▽

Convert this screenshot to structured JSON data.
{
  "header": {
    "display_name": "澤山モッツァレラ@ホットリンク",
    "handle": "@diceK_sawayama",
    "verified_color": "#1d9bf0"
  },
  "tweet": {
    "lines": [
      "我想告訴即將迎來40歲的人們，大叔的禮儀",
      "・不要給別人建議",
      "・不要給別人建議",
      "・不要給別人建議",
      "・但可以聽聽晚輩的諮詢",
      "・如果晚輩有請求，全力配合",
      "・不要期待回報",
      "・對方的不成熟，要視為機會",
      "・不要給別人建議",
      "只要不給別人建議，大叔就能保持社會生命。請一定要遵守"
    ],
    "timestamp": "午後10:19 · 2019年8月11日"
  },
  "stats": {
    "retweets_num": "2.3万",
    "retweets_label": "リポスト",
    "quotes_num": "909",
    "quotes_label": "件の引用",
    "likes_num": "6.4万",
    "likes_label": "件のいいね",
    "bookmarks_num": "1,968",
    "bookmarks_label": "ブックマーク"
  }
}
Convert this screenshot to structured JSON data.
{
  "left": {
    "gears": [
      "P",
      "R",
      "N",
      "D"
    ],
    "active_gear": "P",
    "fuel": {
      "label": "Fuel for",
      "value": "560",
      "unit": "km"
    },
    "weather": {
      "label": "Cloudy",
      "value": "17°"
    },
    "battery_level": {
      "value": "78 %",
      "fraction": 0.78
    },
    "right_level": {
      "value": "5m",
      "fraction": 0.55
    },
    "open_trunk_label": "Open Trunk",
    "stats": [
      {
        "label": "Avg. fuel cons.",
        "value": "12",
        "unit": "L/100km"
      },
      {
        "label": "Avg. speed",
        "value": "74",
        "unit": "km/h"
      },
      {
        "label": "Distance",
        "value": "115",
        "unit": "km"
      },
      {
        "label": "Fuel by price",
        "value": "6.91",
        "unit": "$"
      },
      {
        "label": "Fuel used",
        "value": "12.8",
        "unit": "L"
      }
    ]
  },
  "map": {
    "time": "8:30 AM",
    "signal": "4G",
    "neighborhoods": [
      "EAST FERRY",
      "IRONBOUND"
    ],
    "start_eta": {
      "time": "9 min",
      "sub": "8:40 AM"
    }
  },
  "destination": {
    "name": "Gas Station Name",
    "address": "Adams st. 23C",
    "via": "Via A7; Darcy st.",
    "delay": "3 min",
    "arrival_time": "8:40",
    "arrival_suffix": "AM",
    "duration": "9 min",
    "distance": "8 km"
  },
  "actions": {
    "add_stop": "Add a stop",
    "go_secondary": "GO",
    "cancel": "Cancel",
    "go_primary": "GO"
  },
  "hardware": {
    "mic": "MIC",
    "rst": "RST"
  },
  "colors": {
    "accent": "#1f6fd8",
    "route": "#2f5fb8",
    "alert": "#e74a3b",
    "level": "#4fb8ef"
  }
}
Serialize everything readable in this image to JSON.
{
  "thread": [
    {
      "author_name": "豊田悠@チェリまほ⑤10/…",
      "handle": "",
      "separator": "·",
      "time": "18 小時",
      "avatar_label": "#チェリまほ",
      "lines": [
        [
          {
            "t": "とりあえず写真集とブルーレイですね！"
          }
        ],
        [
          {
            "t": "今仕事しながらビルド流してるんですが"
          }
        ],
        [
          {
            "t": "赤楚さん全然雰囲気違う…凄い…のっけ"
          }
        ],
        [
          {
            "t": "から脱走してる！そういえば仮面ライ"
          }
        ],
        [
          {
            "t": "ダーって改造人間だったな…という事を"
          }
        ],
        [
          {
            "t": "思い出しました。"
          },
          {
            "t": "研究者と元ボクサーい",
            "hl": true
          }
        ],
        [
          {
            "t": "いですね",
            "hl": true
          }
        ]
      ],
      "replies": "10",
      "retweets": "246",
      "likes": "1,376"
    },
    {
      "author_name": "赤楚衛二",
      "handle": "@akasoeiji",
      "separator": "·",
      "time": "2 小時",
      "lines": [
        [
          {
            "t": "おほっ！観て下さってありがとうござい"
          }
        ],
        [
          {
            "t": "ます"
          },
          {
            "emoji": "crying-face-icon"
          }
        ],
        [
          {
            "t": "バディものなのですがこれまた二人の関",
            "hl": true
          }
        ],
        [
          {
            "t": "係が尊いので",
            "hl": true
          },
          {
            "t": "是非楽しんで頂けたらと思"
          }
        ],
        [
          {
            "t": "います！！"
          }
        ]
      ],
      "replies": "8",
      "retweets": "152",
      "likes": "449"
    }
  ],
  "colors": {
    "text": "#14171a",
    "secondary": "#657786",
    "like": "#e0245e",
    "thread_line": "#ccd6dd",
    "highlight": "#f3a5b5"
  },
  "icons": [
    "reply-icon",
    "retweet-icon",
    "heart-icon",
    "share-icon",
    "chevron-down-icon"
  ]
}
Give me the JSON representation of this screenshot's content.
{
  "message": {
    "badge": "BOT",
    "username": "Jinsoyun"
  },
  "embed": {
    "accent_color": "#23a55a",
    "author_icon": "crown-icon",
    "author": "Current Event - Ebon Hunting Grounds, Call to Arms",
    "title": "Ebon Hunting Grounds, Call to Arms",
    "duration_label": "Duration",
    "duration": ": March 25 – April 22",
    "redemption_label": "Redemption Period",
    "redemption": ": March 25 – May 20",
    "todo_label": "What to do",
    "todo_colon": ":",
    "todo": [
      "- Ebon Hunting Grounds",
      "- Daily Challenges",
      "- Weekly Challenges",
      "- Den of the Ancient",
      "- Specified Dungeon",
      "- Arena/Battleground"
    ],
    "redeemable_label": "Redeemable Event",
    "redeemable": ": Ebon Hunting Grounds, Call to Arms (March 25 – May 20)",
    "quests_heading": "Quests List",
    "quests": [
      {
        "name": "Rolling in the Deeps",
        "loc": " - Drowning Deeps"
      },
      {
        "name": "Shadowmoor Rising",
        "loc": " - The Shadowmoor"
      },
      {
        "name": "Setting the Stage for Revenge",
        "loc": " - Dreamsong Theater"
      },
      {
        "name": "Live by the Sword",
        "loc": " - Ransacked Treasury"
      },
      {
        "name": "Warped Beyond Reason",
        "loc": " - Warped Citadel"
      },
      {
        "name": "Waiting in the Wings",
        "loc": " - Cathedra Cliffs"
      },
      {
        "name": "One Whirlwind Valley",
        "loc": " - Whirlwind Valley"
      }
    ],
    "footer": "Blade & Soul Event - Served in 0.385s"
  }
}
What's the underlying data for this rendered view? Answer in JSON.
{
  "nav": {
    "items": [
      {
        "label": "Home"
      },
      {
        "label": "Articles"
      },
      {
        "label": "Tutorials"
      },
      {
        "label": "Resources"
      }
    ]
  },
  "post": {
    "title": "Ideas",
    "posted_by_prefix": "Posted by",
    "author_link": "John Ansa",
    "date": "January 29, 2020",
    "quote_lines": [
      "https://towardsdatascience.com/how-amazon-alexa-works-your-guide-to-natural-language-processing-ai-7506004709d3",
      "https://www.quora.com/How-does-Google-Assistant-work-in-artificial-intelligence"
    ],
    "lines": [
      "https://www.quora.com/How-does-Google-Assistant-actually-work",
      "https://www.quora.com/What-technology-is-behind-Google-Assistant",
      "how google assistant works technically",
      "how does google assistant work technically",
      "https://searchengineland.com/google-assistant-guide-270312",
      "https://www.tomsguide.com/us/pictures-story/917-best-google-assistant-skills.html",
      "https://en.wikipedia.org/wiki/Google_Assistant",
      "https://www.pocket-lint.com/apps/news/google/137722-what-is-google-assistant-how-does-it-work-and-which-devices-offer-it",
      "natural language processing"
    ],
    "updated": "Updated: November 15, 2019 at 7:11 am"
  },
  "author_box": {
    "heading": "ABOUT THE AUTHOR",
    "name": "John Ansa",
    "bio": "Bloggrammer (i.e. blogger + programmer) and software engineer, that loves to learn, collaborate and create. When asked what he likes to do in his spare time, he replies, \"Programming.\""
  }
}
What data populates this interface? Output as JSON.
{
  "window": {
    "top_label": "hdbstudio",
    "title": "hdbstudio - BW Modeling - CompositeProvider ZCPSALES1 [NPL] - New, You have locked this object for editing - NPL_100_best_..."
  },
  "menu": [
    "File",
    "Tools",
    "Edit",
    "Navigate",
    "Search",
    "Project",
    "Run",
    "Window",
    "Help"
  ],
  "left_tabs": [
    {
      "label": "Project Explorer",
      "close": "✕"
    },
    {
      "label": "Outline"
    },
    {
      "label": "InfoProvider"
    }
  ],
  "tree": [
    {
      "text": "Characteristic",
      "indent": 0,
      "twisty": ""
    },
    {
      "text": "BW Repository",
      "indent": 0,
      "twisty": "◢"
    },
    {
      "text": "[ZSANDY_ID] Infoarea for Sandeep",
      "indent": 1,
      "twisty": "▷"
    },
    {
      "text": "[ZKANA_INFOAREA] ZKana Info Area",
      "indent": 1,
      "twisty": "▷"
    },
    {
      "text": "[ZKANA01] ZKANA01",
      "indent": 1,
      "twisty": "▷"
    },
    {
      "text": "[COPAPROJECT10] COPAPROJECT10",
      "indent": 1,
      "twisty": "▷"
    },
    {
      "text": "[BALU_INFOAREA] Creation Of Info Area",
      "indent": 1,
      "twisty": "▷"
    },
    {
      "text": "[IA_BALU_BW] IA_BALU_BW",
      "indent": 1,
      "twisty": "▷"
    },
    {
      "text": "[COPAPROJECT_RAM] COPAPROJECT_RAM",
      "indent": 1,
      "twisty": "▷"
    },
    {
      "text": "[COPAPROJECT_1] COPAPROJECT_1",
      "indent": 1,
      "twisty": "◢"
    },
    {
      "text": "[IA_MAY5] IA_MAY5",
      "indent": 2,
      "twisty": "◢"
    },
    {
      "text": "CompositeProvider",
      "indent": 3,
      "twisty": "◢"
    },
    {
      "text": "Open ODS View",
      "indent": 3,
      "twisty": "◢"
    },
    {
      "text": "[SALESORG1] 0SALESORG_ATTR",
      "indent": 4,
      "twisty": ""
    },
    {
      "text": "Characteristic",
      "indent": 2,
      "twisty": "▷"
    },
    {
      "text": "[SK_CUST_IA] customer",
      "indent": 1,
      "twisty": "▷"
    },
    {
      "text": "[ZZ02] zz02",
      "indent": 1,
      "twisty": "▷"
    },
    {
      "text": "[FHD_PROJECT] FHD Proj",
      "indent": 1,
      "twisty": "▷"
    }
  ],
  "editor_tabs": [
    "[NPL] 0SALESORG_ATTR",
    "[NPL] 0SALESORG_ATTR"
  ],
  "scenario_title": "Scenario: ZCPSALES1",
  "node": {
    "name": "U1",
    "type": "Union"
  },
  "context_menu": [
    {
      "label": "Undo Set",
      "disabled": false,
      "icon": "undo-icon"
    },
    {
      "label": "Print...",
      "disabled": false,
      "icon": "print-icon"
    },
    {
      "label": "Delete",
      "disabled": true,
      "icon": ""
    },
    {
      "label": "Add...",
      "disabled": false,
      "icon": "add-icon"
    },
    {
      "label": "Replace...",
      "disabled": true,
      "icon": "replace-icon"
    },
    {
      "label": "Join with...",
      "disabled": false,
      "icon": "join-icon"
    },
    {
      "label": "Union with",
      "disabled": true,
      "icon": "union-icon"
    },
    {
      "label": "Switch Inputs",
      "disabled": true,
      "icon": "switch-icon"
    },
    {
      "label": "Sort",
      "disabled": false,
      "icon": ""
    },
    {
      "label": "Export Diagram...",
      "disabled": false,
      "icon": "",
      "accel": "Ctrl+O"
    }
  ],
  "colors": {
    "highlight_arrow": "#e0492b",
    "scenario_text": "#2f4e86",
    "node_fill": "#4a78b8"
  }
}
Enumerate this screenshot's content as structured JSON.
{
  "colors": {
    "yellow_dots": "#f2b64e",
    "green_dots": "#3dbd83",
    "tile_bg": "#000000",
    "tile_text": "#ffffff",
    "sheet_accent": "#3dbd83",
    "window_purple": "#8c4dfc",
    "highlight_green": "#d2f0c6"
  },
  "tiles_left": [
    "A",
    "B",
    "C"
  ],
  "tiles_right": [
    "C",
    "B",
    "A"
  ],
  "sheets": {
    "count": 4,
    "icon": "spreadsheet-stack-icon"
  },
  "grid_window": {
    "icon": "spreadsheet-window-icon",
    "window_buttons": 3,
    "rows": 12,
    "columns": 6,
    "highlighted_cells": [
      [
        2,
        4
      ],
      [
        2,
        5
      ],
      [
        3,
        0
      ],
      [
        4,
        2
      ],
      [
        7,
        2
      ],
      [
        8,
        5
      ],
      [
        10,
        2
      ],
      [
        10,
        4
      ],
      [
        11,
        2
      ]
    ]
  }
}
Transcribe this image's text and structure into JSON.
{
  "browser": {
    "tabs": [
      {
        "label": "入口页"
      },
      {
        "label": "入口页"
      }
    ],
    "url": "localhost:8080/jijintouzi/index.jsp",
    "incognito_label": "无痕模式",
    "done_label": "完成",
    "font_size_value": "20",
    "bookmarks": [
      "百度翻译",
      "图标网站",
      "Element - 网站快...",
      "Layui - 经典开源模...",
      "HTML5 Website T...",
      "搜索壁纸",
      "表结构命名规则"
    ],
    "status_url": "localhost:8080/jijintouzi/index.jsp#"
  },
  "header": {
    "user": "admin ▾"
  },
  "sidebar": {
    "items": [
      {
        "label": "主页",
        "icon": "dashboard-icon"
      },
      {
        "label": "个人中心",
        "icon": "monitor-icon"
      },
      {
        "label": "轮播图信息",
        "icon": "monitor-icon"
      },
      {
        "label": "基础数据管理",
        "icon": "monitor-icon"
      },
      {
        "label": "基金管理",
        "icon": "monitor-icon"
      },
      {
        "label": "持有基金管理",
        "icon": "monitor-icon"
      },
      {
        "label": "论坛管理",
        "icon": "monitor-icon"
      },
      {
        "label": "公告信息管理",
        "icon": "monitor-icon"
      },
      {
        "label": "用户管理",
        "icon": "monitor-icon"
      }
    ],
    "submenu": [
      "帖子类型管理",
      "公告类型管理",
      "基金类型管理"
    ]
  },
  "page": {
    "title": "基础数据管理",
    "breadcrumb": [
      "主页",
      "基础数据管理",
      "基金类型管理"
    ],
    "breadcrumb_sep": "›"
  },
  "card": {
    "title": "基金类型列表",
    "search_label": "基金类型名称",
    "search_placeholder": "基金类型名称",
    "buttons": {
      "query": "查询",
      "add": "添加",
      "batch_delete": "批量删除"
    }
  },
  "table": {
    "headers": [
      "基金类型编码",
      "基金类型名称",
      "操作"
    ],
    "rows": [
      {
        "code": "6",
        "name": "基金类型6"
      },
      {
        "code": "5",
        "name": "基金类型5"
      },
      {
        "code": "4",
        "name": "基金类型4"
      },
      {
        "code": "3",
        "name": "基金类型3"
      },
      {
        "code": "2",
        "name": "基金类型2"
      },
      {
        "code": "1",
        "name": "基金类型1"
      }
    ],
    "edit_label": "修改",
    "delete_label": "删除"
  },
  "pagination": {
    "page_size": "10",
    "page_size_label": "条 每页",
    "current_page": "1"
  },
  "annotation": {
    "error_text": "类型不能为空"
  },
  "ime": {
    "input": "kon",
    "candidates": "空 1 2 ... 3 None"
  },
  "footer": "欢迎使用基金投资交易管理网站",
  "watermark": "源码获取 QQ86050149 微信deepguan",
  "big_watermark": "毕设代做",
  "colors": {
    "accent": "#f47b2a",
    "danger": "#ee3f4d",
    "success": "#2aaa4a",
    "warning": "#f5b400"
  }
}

△

» **WRITTEN INSTRUCTION**
Go through the listing above and locate each line that holds the word "replies". Copy those lines.

» **THE OUTPUT**
      "replies": "10",
      "replies": "8",
    "bio": "Bloggrammer (i.e. blogger + programmer) and software engineer, that loves to learn, collaborate and create. When asked what he likes to do in his spare time, he replies, \"Programming.\""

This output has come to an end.